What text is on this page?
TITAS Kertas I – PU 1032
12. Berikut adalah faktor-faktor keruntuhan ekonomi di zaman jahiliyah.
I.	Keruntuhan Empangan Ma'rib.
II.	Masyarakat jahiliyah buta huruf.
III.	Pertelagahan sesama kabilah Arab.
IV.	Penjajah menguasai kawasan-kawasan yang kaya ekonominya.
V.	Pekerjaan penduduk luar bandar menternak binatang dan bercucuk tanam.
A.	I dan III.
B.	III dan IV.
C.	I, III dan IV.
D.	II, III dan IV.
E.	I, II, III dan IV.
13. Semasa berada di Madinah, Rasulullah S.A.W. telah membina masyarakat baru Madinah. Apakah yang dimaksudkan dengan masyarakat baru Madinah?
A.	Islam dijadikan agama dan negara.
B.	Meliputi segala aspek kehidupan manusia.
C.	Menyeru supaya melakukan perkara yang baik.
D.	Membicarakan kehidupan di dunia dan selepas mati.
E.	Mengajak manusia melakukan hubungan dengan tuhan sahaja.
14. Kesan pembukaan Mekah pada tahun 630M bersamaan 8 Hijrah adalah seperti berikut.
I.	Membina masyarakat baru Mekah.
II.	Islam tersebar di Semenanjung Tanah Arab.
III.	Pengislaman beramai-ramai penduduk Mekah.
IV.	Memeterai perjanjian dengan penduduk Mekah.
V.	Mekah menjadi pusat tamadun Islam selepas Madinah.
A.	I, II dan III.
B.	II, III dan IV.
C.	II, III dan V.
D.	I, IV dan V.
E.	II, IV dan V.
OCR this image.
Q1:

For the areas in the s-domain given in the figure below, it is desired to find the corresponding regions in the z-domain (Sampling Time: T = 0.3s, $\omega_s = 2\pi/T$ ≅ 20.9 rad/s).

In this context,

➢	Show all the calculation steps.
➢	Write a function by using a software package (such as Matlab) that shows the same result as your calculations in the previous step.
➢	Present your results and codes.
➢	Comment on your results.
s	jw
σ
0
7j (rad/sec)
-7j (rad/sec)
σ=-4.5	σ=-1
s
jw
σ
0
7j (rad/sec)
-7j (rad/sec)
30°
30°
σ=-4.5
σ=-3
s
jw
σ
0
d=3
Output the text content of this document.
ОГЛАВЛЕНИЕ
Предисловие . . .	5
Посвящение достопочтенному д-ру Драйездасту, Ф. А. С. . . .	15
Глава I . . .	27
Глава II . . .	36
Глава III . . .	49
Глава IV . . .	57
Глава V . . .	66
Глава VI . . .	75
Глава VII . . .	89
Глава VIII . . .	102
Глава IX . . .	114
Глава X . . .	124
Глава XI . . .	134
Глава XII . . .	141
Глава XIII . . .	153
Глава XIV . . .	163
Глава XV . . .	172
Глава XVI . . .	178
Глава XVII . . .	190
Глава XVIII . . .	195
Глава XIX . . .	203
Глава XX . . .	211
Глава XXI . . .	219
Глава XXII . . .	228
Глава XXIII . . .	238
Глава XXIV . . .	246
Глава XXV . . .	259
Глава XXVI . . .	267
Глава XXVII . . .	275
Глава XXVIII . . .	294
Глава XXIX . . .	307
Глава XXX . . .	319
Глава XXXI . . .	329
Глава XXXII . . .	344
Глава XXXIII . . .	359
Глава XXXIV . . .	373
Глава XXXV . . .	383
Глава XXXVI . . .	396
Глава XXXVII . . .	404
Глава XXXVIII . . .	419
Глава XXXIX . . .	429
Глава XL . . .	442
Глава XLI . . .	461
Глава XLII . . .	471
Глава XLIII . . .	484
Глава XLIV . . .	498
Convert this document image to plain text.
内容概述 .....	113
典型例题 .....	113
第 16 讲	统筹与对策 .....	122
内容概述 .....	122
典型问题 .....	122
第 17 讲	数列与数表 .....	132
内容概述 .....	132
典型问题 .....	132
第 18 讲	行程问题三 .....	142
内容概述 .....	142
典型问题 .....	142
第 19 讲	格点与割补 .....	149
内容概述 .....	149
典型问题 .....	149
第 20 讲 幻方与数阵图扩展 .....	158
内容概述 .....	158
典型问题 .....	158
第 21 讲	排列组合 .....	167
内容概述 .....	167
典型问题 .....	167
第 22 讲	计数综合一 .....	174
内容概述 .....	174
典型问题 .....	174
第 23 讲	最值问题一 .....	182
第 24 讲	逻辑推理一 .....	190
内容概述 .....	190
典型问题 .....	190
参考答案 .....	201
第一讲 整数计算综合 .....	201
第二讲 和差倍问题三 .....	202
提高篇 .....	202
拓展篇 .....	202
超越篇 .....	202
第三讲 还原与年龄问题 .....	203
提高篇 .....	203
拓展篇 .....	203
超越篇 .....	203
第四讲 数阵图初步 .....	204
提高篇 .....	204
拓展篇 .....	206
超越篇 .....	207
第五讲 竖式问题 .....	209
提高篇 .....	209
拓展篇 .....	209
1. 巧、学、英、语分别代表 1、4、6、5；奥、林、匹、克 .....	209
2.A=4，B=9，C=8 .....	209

+--

EXERCISE DETAILS: Where does the word "penduduk" appear in the listing? List each line that holds it.

FINISHED ANSWER:
V.	Pekerjaan penduduk luar bandar menternak binatang dan bercucuk tanam.
III.	Pengislaman beramai-ramai penduduk Mekah.
IV.	Memeterai perjanjian dengan penduduk Mekah.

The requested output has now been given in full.